→ **REQUIRED TASK**
Can you rewrite the material from the line that has "What elements are" through the line that has "description-cell [273, 253, 506, 393]", putting "content-box" wherever "description-box" appears and leaving everything else unchanged?

>> START SUPPLIED INFORMATION

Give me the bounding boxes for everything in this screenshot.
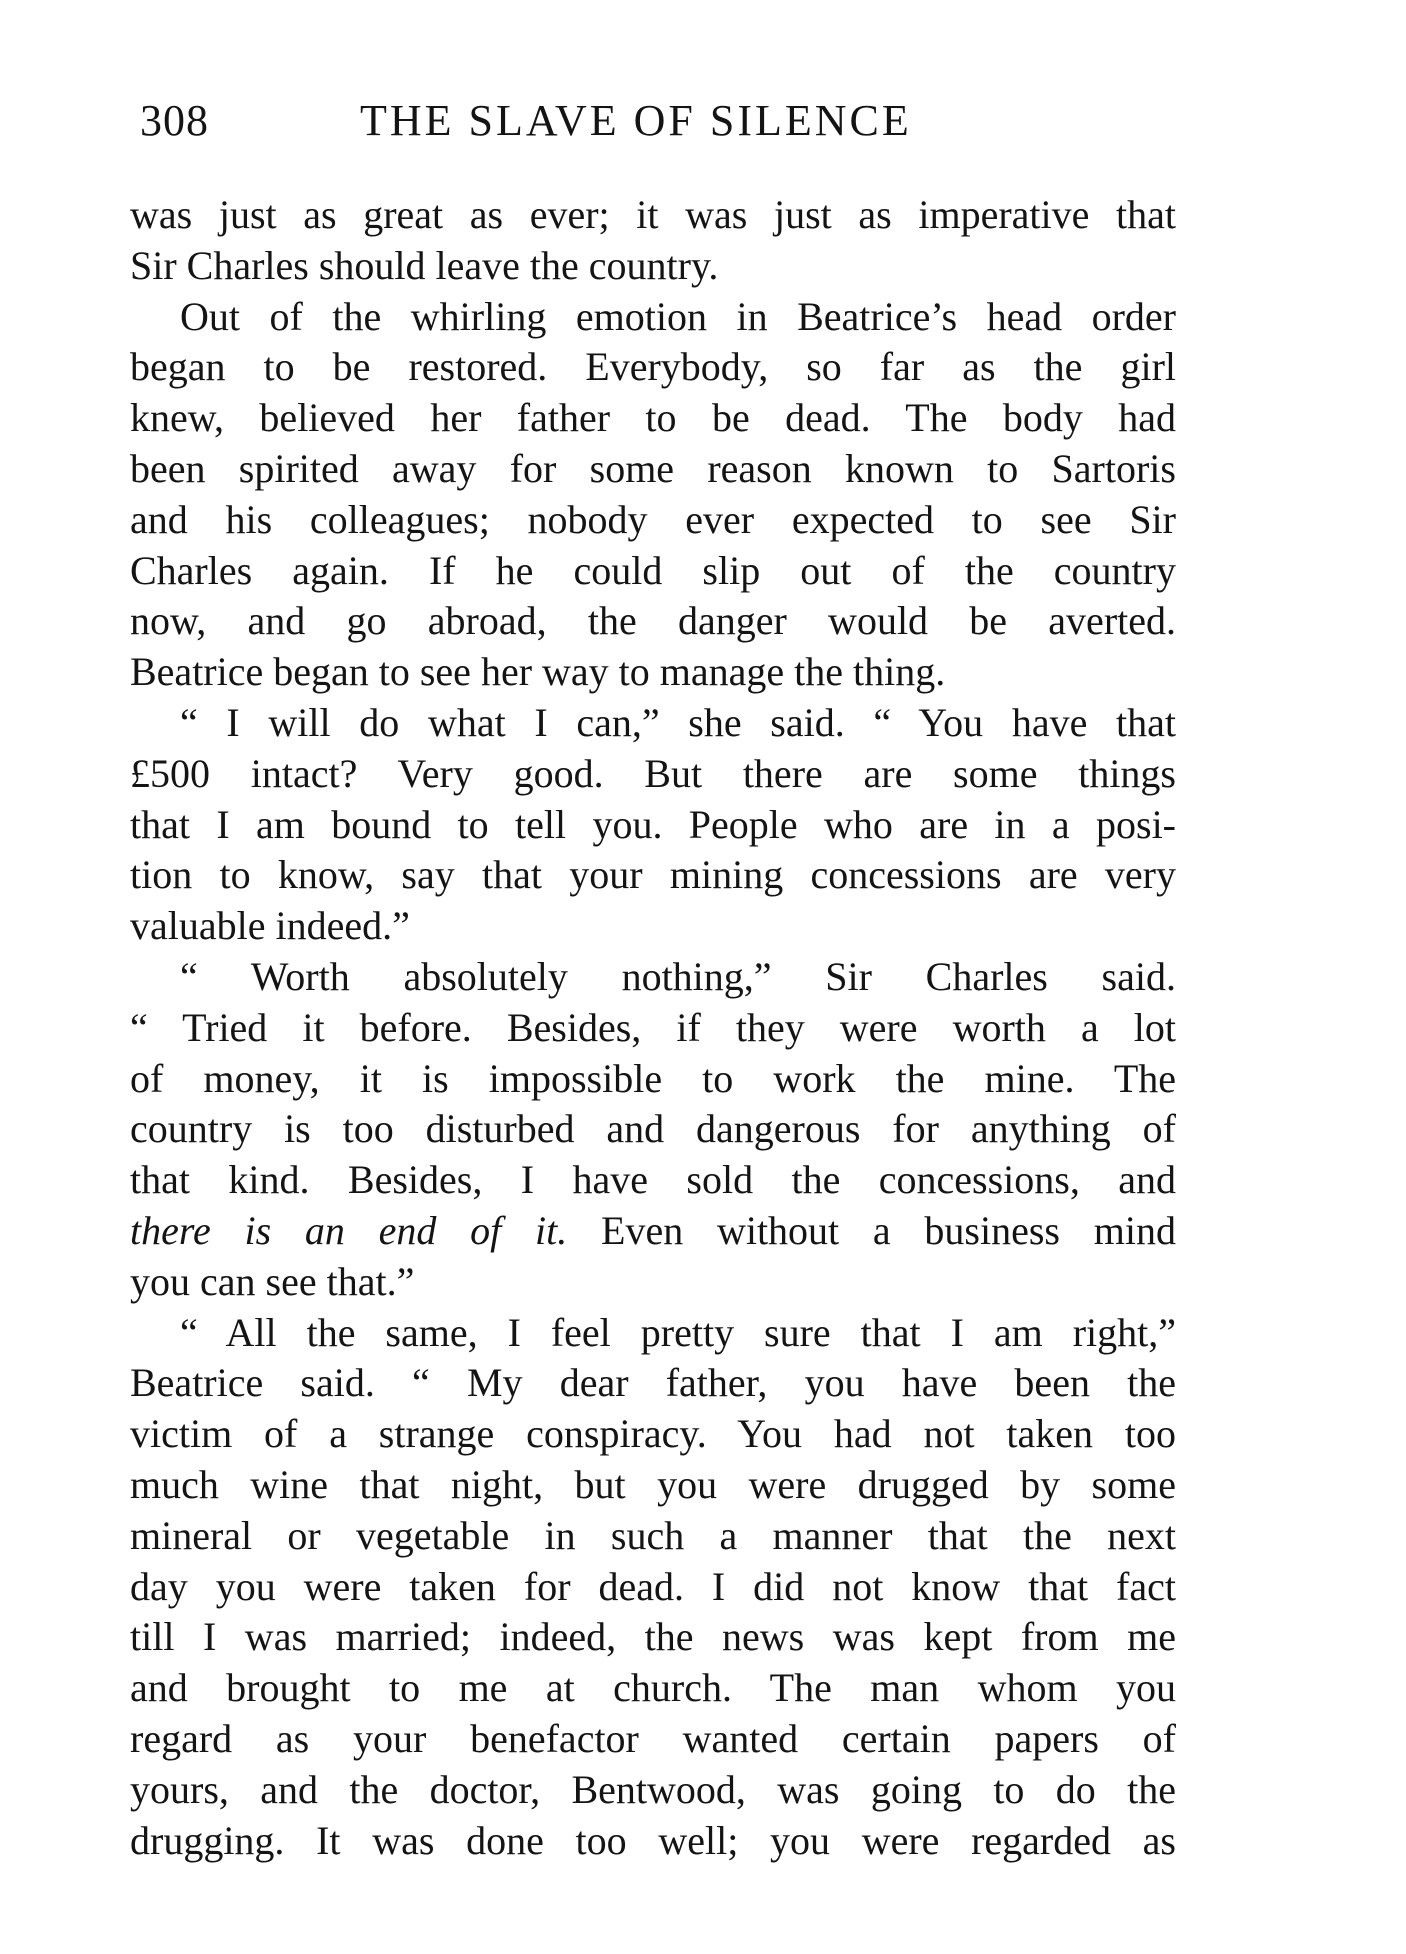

>> END SUPPLIED INFORMATION
>> START SUPPLIED INFORMATION

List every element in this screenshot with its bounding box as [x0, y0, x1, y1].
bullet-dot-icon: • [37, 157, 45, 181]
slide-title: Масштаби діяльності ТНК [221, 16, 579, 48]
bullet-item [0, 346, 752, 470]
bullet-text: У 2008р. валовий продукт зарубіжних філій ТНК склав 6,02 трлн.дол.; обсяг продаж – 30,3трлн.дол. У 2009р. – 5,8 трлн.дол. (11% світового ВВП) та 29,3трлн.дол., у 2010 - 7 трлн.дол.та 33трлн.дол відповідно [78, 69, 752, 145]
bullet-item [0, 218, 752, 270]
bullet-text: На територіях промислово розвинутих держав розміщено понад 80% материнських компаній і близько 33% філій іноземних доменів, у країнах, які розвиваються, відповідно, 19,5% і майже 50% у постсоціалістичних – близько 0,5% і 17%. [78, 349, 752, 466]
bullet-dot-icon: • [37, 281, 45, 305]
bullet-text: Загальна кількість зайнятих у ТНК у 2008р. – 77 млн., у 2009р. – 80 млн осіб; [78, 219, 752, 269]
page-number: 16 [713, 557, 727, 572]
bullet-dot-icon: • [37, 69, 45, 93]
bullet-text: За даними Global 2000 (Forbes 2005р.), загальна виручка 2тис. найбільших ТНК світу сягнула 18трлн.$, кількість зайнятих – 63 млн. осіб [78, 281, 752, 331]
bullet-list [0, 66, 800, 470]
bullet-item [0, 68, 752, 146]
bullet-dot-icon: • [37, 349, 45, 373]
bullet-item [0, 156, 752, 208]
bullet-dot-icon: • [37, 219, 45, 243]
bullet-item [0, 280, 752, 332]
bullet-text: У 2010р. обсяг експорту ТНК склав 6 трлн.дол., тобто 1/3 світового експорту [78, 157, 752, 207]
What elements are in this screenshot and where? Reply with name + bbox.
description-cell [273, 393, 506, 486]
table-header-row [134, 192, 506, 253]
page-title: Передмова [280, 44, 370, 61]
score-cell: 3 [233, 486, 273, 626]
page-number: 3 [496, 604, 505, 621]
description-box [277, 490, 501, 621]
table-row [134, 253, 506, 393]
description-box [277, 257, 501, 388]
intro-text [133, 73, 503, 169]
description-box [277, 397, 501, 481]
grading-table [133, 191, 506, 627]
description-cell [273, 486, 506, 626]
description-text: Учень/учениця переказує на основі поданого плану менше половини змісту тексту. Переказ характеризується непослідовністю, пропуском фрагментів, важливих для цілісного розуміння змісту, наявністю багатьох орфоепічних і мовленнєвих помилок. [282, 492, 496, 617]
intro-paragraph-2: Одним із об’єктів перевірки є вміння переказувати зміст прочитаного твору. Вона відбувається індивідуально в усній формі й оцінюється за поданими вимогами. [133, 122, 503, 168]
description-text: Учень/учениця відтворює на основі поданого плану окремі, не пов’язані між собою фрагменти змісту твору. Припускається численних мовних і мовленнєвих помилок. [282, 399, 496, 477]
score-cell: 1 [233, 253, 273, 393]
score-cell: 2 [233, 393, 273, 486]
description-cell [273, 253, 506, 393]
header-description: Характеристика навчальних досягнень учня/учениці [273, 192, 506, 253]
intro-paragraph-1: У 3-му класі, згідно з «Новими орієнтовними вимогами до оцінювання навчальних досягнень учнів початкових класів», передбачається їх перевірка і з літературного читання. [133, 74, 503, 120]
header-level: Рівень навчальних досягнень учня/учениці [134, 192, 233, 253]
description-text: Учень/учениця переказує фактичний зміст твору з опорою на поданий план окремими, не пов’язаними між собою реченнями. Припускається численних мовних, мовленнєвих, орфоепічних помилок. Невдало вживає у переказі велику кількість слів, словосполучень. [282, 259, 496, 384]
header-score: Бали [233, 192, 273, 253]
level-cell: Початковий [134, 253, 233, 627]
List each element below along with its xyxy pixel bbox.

>> END SUPPLIED INFORMATION

→ **FULL OUTPUT**
What elements are in this screenshot and where? Reply with name + bbox.
description-cell [273, 393, 506, 486]
table-header-row [134, 192, 506, 253]
page-title: Передмова [280, 44, 370, 61]
score-cell: 3 [233, 486, 273, 626]
page-number: 3 [496, 604, 505, 621]
content-box [277, 490, 501, 621]
table-row [134, 253, 506, 393]
content-box [277, 257, 501, 388]
intro-text [133, 73, 503, 169]
content-box [277, 397, 501, 481]
grading-table [133, 191, 506, 627]
description-cell [273, 486, 506, 626]
description-text: Учень/учениця переказує на основі поданого плану менше половини змісту тексту. Переказ характеризується непослідовністю, пропуском фрагментів, важливих для цілісного розуміння змісту, наявністю багатьох орфоепічних і мовленнєвих помилок. [282, 492, 496, 617]
intro-paragraph-2: Одним із об’єктів перевірки є вміння переказувати зміст прочитаного твору. Вона відбувається індивідуально в усній формі й оцінюється за поданими вимогами. [133, 122, 503, 168]
description-text: Учень/учениця відтворює на основі поданого плану окремі, не пов’язані між собою фрагменти змісту твору. Припускається численних мовних і мовленнєвих помилок. [282, 399, 496, 477]
score-cell: 1 [233, 253, 273, 393]
score-cell: 2 [233, 393, 273, 486]
description-cell [273, 253, 506, 393]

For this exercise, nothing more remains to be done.